------ DATA LINES ------

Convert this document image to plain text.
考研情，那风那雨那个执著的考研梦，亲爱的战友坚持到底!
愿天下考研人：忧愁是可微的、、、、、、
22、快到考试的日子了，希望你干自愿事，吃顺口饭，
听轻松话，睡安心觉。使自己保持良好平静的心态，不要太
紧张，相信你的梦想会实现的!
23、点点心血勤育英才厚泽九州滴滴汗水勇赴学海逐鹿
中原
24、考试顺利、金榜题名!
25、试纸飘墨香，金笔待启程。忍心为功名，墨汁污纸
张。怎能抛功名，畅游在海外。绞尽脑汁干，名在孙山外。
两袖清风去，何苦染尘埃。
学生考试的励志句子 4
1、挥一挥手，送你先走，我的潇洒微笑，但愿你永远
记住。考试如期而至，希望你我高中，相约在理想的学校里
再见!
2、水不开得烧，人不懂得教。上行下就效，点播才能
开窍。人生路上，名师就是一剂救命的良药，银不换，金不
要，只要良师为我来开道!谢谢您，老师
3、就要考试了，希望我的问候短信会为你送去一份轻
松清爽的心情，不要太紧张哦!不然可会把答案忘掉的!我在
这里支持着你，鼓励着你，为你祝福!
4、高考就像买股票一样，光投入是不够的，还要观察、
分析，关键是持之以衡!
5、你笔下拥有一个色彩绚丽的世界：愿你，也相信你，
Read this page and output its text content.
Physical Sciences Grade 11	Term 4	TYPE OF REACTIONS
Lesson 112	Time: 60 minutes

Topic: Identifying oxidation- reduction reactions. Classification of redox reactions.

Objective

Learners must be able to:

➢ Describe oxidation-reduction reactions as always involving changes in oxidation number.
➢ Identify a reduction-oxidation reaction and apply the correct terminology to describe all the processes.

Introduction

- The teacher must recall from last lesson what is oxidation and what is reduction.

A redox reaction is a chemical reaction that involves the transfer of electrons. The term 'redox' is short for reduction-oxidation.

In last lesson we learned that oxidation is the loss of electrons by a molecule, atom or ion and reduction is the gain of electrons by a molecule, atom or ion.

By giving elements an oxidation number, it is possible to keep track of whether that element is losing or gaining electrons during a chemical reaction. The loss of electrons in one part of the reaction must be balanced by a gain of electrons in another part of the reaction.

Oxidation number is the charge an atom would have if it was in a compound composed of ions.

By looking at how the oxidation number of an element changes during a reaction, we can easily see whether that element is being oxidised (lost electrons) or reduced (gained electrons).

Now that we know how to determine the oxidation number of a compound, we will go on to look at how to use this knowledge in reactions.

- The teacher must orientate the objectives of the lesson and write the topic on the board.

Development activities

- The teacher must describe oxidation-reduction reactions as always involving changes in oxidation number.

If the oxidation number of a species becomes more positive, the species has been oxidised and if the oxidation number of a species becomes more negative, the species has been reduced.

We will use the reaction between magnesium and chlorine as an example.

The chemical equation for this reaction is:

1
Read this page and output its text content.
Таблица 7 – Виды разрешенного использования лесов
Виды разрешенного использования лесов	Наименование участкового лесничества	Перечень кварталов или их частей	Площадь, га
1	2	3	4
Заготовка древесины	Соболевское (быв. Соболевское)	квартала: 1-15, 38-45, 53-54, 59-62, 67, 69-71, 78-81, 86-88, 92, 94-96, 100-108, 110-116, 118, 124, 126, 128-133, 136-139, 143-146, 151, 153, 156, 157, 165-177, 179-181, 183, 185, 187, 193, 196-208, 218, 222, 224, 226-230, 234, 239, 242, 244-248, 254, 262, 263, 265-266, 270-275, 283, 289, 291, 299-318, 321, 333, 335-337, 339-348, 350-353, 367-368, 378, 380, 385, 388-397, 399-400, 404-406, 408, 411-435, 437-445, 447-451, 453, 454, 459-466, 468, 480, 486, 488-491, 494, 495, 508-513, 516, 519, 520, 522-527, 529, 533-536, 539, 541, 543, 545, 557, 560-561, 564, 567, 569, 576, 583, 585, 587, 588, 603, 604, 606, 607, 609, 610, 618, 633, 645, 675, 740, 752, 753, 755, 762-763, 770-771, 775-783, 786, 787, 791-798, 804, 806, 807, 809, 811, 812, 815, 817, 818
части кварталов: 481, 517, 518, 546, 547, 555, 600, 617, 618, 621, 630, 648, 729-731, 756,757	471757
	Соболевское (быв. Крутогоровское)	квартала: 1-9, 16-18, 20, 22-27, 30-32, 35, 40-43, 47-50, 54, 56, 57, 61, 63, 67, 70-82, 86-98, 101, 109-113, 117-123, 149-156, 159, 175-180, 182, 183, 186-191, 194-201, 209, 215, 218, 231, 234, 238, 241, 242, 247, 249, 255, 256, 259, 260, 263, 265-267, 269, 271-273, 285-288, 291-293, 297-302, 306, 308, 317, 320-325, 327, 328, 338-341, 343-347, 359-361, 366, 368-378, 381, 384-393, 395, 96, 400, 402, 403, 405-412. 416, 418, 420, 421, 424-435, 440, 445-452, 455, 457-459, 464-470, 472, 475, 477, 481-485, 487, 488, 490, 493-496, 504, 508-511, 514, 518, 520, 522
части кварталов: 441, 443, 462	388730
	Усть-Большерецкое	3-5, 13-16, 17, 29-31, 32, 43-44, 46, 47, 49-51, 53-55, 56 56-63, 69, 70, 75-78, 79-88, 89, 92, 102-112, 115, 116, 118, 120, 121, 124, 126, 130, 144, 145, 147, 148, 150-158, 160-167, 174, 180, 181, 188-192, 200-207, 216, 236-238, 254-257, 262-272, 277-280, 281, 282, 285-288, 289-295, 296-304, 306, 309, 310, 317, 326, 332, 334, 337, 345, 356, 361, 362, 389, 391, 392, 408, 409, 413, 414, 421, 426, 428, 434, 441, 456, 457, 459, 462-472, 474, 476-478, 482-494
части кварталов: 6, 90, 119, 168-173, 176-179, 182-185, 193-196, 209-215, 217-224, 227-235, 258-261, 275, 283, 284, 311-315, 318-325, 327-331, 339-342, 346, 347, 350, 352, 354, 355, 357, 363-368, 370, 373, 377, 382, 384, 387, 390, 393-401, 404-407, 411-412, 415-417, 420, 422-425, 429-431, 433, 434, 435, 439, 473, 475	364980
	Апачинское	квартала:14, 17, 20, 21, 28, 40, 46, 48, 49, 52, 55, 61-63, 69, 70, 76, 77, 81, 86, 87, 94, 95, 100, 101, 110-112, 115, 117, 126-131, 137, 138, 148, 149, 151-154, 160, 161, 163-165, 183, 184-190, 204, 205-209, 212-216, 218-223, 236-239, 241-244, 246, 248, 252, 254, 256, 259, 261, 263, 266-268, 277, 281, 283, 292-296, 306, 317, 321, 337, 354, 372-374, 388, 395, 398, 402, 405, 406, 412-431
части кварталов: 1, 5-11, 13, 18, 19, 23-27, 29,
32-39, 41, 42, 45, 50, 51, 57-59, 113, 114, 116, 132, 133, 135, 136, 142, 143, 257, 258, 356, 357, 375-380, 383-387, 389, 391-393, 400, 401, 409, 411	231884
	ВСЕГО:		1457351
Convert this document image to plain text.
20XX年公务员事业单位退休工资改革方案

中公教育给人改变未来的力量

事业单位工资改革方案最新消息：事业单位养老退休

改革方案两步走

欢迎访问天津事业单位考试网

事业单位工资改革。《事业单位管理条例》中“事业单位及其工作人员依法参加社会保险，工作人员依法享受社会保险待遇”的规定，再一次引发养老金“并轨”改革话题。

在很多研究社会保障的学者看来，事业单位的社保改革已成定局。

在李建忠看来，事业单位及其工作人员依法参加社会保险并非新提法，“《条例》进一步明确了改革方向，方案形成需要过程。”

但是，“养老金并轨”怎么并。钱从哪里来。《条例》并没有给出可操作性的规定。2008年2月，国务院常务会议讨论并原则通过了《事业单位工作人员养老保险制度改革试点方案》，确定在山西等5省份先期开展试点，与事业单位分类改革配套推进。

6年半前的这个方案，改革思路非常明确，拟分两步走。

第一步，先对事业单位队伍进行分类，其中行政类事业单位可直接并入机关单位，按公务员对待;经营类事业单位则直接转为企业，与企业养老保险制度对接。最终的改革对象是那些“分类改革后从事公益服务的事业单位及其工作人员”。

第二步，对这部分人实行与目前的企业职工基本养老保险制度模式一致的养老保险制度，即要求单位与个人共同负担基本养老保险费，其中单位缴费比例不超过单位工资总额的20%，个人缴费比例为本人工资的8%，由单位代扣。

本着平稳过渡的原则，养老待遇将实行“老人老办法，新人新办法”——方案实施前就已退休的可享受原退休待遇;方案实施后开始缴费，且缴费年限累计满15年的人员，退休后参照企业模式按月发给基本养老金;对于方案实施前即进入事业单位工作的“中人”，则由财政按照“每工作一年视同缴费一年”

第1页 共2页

------

• WHAT YOU SHOULD DO:
Look through the lines above and collect those with the word "always".

• ANSWER TO THE EXERCISE:
➢ Describe oxidation-reduction reactions as always involving changes in oxidation number.
- The teacher must describe oxidation-reduction reactions as always involving changes in oxidation number.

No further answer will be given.